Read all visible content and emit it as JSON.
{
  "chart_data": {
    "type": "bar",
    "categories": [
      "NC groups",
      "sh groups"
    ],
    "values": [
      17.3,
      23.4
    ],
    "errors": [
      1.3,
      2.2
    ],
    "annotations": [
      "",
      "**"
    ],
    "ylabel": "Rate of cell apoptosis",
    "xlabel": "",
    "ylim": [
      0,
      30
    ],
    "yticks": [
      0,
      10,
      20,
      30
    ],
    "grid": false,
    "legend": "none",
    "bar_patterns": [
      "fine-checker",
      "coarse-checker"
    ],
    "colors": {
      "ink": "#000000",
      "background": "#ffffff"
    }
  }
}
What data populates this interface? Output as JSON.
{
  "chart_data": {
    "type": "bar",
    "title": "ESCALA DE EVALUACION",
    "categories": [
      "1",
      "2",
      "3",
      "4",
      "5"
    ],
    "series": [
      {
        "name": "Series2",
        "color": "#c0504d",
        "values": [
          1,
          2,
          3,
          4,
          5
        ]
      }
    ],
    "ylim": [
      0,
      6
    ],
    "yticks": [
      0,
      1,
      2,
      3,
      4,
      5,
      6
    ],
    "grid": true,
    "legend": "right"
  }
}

....................

The word "JSON" appears in how many lines of the records? Give the number only.

2